What is required: Reproduce every line of the listing below verbatim, leaving out the picture.

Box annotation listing
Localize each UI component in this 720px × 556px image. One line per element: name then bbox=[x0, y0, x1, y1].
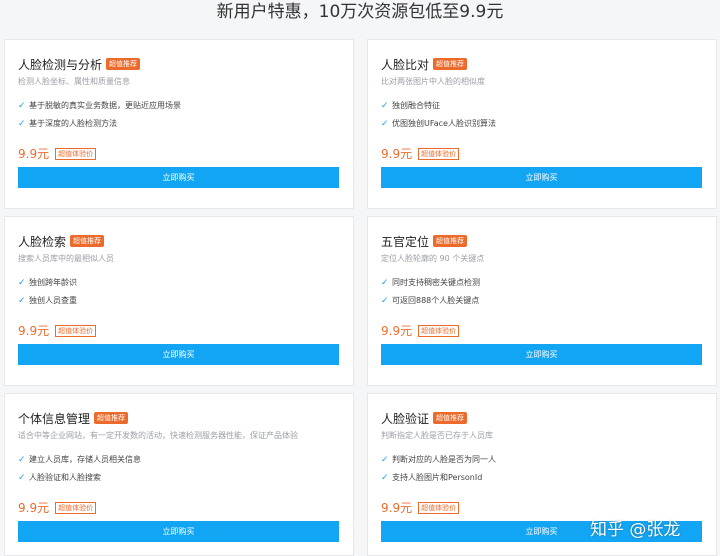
check-icon: ✓ bbox=[18, 277, 26, 288]
buy-now-button[interactable]: 立即购买 bbox=[381, 167, 702, 188]
recommend-badge: 超值推荐 bbox=[94, 412, 129, 424]
page-title: 新用户特惠，10万次资源包低至9.9元 bbox=[216, 2, 504, 22]
recommend-badge: 超值推荐 bbox=[70, 235, 105, 247]
buy-now-button[interactable]: 立即购买 bbox=[18, 167, 339, 188]
watermark: 知乎 @张龙 bbox=[590, 520, 681, 540]
check-icon: ✓ bbox=[18, 100, 26, 111]
recommend-badge: 超值推荐 bbox=[433, 412, 468, 424]
trial-price-tag: 超值体验价 bbox=[55, 501, 97, 514]
product-card-person-management: 个体信息管理 超值推荐 适合中等企业网站，有一定开发数的活动，快速检测服务器性能… bbox=[4, 393, 354, 556]
check-icon: ✓ bbox=[381, 100, 389, 111]
feature-item: ✓ 人脸验证和人脸搜索 bbox=[18, 472, 101, 483]
check-icon: ✓ bbox=[18, 472, 26, 483]
feature-item: ✓ 独创跨年龄识 bbox=[18, 277, 77, 288]
check-icon: ✓ bbox=[18, 295, 26, 306]
check-icon: ✓ bbox=[381, 118, 389, 129]
trial-price-tag: 超值体验价 bbox=[418, 501, 460, 514]
recommend-badge: 超值推荐 bbox=[106, 58, 141, 70]
feature-item: ✓ 支持人脸图片和PersonId bbox=[381, 472, 483, 483]
card-title: 人脸比对 bbox=[381, 57, 430, 72]
card-subtitle: 检测人脸坐标、属性和质量信息 bbox=[18, 77, 130, 86]
feature-item: ✓ 基于深度的人脸检测方法 bbox=[18, 118, 117, 129]
check-icon: ✓ bbox=[18, 118, 26, 129]
price: 9.9元 bbox=[381, 324, 413, 338]
check-icon: ✓ bbox=[18, 454, 26, 465]
feature-item: ✓ 可返回888个人脸关键点 bbox=[381, 295, 480, 306]
card-subtitle: 比对两张图片中人脸的相似度 bbox=[381, 77, 485, 86]
feature-item: ✓ 判断对应的人脸是否为同一人 bbox=[381, 454, 496, 465]
card-subtitle: 搜索人员库中的最相似人员 bbox=[18, 254, 114, 263]
feature-item: ✓ 同时支持稠密关键点检测 bbox=[381, 277, 480, 288]
price: 9.9元 bbox=[18, 147, 50, 161]
card-title: 人脸检索 bbox=[18, 234, 67, 249]
card-subtitle: 判断指定人脸是否已存于人员库 bbox=[381, 431, 493, 440]
recommend-badge: 超值推荐 bbox=[433, 58, 468, 70]
feature-item: ✓ 独创人员查重 bbox=[18, 295, 77, 306]
card-title: 人脸检测与分析 bbox=[18, 57, 103, 72]
feature-item: ✓ 独创融合特征 bbox=[381, 100, 440, 111]
feature-item: ✓ 基于脱敏的真实业务数据，更贴近应用场景 bbox=[18, 100, 181, 111]
product-card-face-detection: 人脸检测与分析 超值推荐 检测人脸坐标、属性和质量信息 ✓ 基于脱敏的真实业务数据… bbox=[4, 39, 354, 209]
buy-now-button[interactable]: 立即购买 bbox=[18, 521, 339, 542]
feature-item: ✓ 建立人员库，存储人员相关信息 bbox=[18, 454, 141, 465]
check-icon: ✓ bbox=[381, 454, 389, 465]
feature-item: ✓ 优图独创UFace人脸识别算法 bbox=[381, 118, 496, 129]
trial-price-tag: 超值体验价 bbox=[55, 324, 97, 337]
product-card-facial-landmarks: 五官定位 超值推荐 定位人脸轮廓的 90 个关键点 ✓ 同时支持稠密关键点检测 ✓… bbox=[367, 216, 717, 386]
price: 9.9元 bbox=[18, 324, 50, 338]
check-icon: ✓ bbox=[381, 472, 389, 483]
card-title: 个体信息管理 bbox=[18, 411, 91, 426]
card-subtitle: 适合中等企业网站，有一定开发数的活动，快速检测服务器性能，保证产品体验 bbox=[18, 431, 298, 440]
check-icon: ✓ bbox=[381, 277, 389, 288]
card-title: 五官定位 bbox=[381, 234, 430, 249]
trial-price-tag: 超值体验价 bbox=[55, 147, 97, 160]
buy-now-button[interactable]: 立即购买 bbox=[18, 344, 339, 365]
product-card-face-compare: 人脸比对 超值推荐 比对两张图片中人脸的相似度 ✓ 独创融合特征 ✓ 优图独创UFa… bbox=[367, 39, 717, 209]
price: 9.9元 bbox=[18, 501, 50, 515]
check-icon: ✓ bbox=[381, 295, 389, 306]
card-subtitle: 定位人脸轮廓的 90 个关键点 bbox=[381, 254, 485, 263]
trial-price-tag: 超值体验价 bbox=[418, 147, 460, 160]
card-title: 人脸验证 bbox=[381, 411, 430, 426]
trial-price-tag: 超值体验价 bbox=[418, 324, 460, 337]
price: 9.9元 bbox=[381, 147, 413, 161]
product-card-face-search: 人脸检索 超值推荐 搜索人员库中的最相似人员 ✓ 独创跨年龄识 ✓ 独创人员查重 9… bbox=[4, 216, 354, 386]
buy-now-button[interactable]: 立即购买 bbox=[381, 344, 702, 365]
price: 9.9元 bbox=[381, 501, 413, 515]
recommend-badge: 超值推荐 bbox=[433, 235, 468, 247]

Final result:
Localize each UI component in this 720px × 556px image. One line per element: name then bbox=[x0, y0, x1, y1].
check-icon: ✓ bbox=[18, 277, 26, 288]
buy-now-button[interactable]: 立即购买 bbox=[381, 167, 702, 188]
recommend-badge: 超值推荐 bbox=[94, 412, 129, 424]
page-title: 新用户特惠，10万次资源包低至9.9元 bbox=[216, 2, 504, 22]
recommend-badge: 超值推荐 bbox=[70, 235, 105, 247]
buy-now-button[interactable]: 立即购买 bbox=[18, 167, 339, 188]
watermark: 知乎 @张龙 bbox=[590, 520, 681, 540]
check-icon: ✓ bbox=[18, 100, 26, 111]
recommend-badge: 超值推荐 bbox=[433, 412, 468, 424]
trial-price-tag: 超值体验价 bbox=[55, 501, 97, 514]
product-card-person-management: 个体信息管理 超值推荐 适合中等企业网站，有一定开发数的活动，快速检测服务器性能… bbox=[4, 393, 354, 556]
check-icon: ✓ bbox=[381, 100, 389, 111]
feature-item: ✓ 人脸验证和人脸搜索 bbox=[18, 472, 101, 483]
check-icon: ✓ bbox=[18, 472, 26, 483]
feature-item: ✓ 独创跨年龄识 bbox=[18, 277, 77, 288]
check-icon: ✓ bbox=[18, 295, 26, 306]
check-icon: ✓ bbox=[381, 118, 389, 129]
trial-price-tag: 超值体验价 bbox=[418, 501, 460, 514]
recommend-badge: 超值推荐 bbox=[106, 58, 141, 70]
feature-item: ✓ 支持人脸图片和PersonId bbox=[381, 472, 483, 483]
card-title: 人脸比对 bbox=[381, 57, 430, 72]
card-subtitle: 检测人脸坐标、属性和质量信息 bbox=[18, 77, 130, 86]
feature-item: ✓ 基于深度的人脸检测方法 bbox=[18, 118, 117, 129]
check-icon: ✓ bbox=[18, 118, 26, 129]
price: 9.9元 bbox=[381, 324, 413, 338]
check-icon: ✓ bbox=[18, 454, 26, 465]
feature-item: ✓ 可返回888个人脸关键点 bbox=[381, 295, 480, 306]
card-subtitle: 比对两张图片中人脸的相似度 bbox=[381, 77, 485, 86]
feature-item: ✓ 判断对应的人脸是否为同一人 bbox=[381, 454, 496, 465]
card-subtitle: 搜索人员库中的最相似人员 bbox=[18, 254, 114, 263]
feature-item: ✓ 同时支持稠密关键点检测 bbox=[381, 277, 480, 288]
price: 9.9元 bbox=[18, 147, 50, 161]
card-title: 人脸检索 bbox=[18, 234, 67, 249]
card-subtitle: 判断指定人脸是否已存于人员库 bbox=[381, 431, 493, 440]
recommend-badge: 超值推荐 bbox=[433, 58, 468, 70]
feature-item: ✓ 独创人员查重 bbox=[18, 295, 77, 306]
card-title: 人脸检测与分析 bbox=[18, 57, 103, 72]
feature-item: ✓ 独创融合特征 bbox=[381, 100, 440, 111]
feature-item: ✓ 基于脱敏的真实业务数据，更贴近应用场景 bbox=[18, 100, 181, 111]
product-card-face-detection: 人脸检测与分析 超值推荐 检测人脸坐标、属性和质量信息 ✓ 基于脱敏的真实业务数据… bbox=[4, 39, 354, 209]
buy-now-button[interactable]: 立即购买 bbox=[18, 521, 339, 542]
feature-item: ✓ 建立人员库，存储人员相关信息 bbox=[18, 454, 141, 465]
check-icon: ✓ bbox=[381, 454, 389, 465]
feature-item: ✓ 优图独创UFace人脸识别算法 bbox=[381, 118, 496, 129]
trial-price-tag: 超值体验价 bbox=[55, 324, 97, 337]
product-card-facial-landmarks: 五官定位 超值推荐 定位人脸轮廓的 90 个关键点 ✓ 同时支持稠密关键点检测 ✓… bbox=[367, 216, 717, 386]
price: 9.9元 bbox=[18, 324, 50, 338]
check-icon: ✓ bbox=[381, 472, 389, 483]
card-title: 个体信息管理 bbox=[18, 411, 91, 426]
card-subtitle: 适合中等企业网站，有一定开发数的活动，快速检测服务器性能，保证产品体验 bbox=[18, 431, 298, 440]
check-icon: ✓ bbox=[381, 277, 389, 288]
card-title: 五官定位 bbox=[381, 234, 430, 249]
trial-price-tag: 超值体验价 bbox=[55, 147, 97, 160]
buy-now-button[interactable]: 立即购买 bbox=[18, 344, 339, 365]
product-card-face-compare: 人脸比对 超值推荐 比对两张图片中人脸的相似度 ✓ 独创融合特征 ✓ 优图独创UFa… bbox=[367, 39, 717, 209]
price: 9.9元 bbox=[18, 501, 50, 515]
check-icon: ✓ bbox=[381, 295, 389, 306]
card-subtitle: 定位人脸轮廓的 90 个关键点 bbox=[381, 254, 485, 263]
trial-price-tag: 超值体验价 bbox=[418, 147, 460, 160]
card-title: 人脸验证 bbox=[381, 411, 430, 426]
trial-price-tag: 超值体验价 bbox=[418, 324, 460, 337]
price: 9.9元 bbox=[381, 147, 413, 161]
product-card-face-search: 人脸检索 超值推荐 搜索人员库中的最相似人员 ✓ 独创跨年龄识 ✓ 独创人员查重 9… bbox=[4, 216, 354, 386]
buy-now-button[interactable]: 立即购买 bbox=[381, 344, 702, 365]
price: 9.9元 bbox=[381, 501, 413, 515]
recommend-badge: 超值推荐 bbox=[433, 235, 468, 247]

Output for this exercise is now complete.